■ **Set task**: Return each line that holds the word "上海芯导电子科技股份有限公司".

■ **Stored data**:
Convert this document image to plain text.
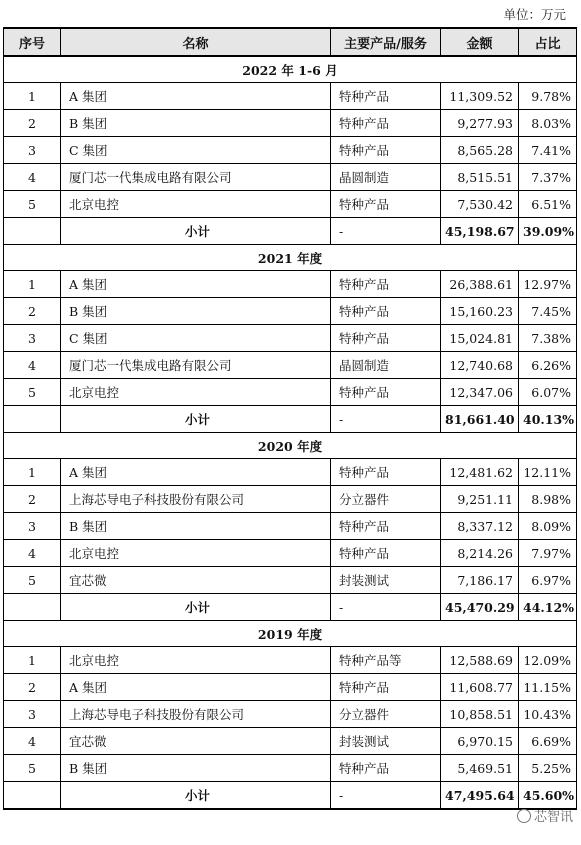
单位：万元
序号	名称	主要产品/服务	金额	占比
2022 年 1-6 月				
1	A 集团	特种产品	11,309.52	9.78%
2	B 集团	特种产品	9,277.93	8.03%
3	C 集团	特种产品	8,565.28	7.41%
4	厦门芯一代集成电路有限公司	晶圆制造	8,515.51	7.37%
5	北京电控	特种产品	7,530.42	6.51%
	小计	-	45,198.67	39.09%
2021 年度				
1	A 集团	特种产品	26,388.61	12.97%
2	B 集团	特种产品	15,160.23	7.45%
3	C 集团	特种产品	15,024.81	7.38%
4	厦门芯一代集成电路有限公司	晶圆制造	12,740.68	6.26%
5	北京电控	特种产品	12,347.06	6.07%
	小计	-	81,661.40	40.13%
2020 年度				
1	A 集团	特种产品	12,481.62	12.11%
2	上海芯导电子科技股份有限公司	分立器件	9,251.11	8.98%
3	B 集团	特种产品	8,337.12	8.09%
4	北京电控	特种产品	8,214.26	7.97%
5	宜芯微	封装测试	7,186.17	6.97%
	小计	-	45,470.29	44.12%
2019 年度				
1	北京电控	特种产品等	12,588.69	12.09%
2	A 集团	特种产品	11,608.77	11.15%
3	上海芯导电子科技股份有限公司	分立器件	10,858.51	10.43%
4	宜芯微	封装测试	6,970.15	6.69%
5	B 集团	特种产品	5,469.51	5.25%
	小计	-	47,495.64	45.60%
芯智讯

■ **Worked answer**:
2	上海芯导电子科技股份有限公司	分立器件	9,251.11	8.98%
3	上海芯导电子科技股份有限公司	分立器件	10,858.51	10.43%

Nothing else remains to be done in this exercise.